GOAL A> Who is the Art Director interviewed in the ARC Continuum passage?

SUPPLIED PASSAGE>
|---|
This week we delved deeper into the world of Taraan, a remote desert planet with a heavy smell of oppression that is ruled by the power hungry, evil Kaasar.
Throughout the week, we shared various concept art, screenshots and renders on our social media. If you missed them, make sure you follow us and subscribe to our newsletter for the latest updates.
We sat down with our Art Director, Greg White, to discuss some of the influences and inspirations that were used to bring the art from concept to reality.
1. How did you visualize the world of ARC Continuum?
The first aspect of ARC Continuum that really jumped out at me was the underground. While the story spans subterranean depths, sprawling desert cities and interstellar spaceships, we began defining what makes this sci-fi game unique by shaping the underground world. We wanted to design the underground remnants of an ancient, yet advanced, civilization on an alien planet.
|---|
[Element placement data]

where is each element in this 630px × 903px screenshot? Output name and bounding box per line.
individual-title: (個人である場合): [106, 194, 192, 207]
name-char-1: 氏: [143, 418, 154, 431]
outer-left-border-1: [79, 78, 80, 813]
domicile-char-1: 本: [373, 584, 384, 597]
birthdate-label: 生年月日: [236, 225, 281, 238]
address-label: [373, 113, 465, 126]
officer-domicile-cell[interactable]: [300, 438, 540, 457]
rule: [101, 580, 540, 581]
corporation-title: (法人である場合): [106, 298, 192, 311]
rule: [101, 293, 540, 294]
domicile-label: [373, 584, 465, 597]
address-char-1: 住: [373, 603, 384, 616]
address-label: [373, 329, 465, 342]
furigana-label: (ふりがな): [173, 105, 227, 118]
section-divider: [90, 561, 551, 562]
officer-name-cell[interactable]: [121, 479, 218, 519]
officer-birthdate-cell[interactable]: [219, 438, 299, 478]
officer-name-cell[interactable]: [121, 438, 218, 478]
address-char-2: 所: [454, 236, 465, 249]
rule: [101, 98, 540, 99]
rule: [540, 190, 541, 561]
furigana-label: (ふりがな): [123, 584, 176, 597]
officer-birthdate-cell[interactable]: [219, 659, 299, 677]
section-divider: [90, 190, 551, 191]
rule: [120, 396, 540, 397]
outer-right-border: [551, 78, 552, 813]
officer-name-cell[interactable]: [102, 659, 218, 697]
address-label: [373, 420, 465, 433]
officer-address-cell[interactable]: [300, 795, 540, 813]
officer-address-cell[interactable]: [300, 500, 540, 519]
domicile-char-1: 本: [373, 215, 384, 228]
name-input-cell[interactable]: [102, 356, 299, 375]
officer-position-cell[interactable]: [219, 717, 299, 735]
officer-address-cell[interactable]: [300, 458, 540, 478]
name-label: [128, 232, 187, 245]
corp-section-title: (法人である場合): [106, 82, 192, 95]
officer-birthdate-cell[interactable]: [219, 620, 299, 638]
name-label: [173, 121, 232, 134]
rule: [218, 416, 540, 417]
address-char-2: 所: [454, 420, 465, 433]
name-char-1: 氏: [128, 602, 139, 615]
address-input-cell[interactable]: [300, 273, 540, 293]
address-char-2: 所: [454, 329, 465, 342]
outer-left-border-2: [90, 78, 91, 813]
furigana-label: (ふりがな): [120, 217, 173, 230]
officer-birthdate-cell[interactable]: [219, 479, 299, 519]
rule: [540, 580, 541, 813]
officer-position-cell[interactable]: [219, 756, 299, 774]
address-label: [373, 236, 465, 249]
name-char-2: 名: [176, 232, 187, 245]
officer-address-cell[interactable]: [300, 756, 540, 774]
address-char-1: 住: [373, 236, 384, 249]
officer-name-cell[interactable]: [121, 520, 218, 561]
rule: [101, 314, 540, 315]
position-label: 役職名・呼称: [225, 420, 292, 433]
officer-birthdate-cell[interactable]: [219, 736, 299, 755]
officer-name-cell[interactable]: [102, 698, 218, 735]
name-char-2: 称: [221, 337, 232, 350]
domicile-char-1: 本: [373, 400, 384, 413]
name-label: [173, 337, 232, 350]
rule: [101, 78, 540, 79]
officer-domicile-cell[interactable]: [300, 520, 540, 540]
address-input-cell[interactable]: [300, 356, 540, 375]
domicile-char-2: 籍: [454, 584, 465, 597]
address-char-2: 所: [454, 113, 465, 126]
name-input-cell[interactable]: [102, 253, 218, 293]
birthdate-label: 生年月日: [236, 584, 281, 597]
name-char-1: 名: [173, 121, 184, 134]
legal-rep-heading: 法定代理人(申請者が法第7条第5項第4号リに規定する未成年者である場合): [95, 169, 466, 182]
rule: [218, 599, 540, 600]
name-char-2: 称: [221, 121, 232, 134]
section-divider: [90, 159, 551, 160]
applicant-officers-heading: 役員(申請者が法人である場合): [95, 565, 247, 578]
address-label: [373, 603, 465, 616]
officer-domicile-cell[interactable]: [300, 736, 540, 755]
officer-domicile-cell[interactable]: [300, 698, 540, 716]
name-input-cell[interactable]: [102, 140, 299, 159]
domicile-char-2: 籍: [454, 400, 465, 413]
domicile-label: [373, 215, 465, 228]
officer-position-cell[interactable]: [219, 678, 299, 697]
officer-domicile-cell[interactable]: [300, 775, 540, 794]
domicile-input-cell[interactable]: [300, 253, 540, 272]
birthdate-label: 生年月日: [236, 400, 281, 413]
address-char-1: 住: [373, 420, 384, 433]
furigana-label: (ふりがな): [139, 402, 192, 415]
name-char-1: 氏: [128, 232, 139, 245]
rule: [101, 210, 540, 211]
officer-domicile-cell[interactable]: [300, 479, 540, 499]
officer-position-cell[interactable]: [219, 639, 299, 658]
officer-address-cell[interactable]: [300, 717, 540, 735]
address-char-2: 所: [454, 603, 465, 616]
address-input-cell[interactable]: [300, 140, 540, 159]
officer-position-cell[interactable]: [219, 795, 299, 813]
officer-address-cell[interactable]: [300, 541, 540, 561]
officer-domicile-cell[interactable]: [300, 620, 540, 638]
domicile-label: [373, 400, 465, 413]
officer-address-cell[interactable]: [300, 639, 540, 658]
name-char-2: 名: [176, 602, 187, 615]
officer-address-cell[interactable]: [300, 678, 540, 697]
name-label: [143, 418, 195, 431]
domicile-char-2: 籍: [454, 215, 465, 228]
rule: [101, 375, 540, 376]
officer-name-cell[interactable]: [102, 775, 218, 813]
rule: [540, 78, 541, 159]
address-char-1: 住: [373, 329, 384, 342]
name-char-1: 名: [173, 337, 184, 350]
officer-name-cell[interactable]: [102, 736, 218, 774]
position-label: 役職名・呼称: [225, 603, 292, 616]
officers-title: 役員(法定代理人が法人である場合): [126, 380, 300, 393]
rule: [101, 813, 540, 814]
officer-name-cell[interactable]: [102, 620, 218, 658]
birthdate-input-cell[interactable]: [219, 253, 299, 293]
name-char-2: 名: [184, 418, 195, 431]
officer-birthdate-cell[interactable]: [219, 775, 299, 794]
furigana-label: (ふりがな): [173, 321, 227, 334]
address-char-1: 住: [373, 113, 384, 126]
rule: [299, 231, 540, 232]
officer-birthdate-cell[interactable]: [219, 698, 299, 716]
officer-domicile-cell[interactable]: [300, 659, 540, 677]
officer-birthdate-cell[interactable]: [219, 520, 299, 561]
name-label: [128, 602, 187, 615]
|---|
GOAL B> Render the rows, from the first row through the one containing "corporation-title: (法人である場合): [106, 298, 192, 311]", as a JSON list of strings with one string per line.

RIGHT ANSWER A> Greg White

RIGHT ANSWER B>
[
  "where is each element in this 630px × 903px screenshot? Output name and bounding box per line.",
  "individual-title: (個人である場合): [106, 194, 192, 207]",
  "name-char-1: 氏: [143, 418, 154, 431]",
  "outer-left-border-1: [79, 78, 80, 813]",
  "domicile-char-1: 本: [373, 584, 384, 597]",
  "birthdate-label: 生年月日: [236, 225, 281, 238]",
  "address-label: [373, 113, 465, 126]",
  "officer-domicile-cell[interactable]: [300, 438, 540, 457]",
  "rule: [101, 580, 540, 581]",
  "corporation-title: (法人である場合): [106, 298, 192, 311]"
]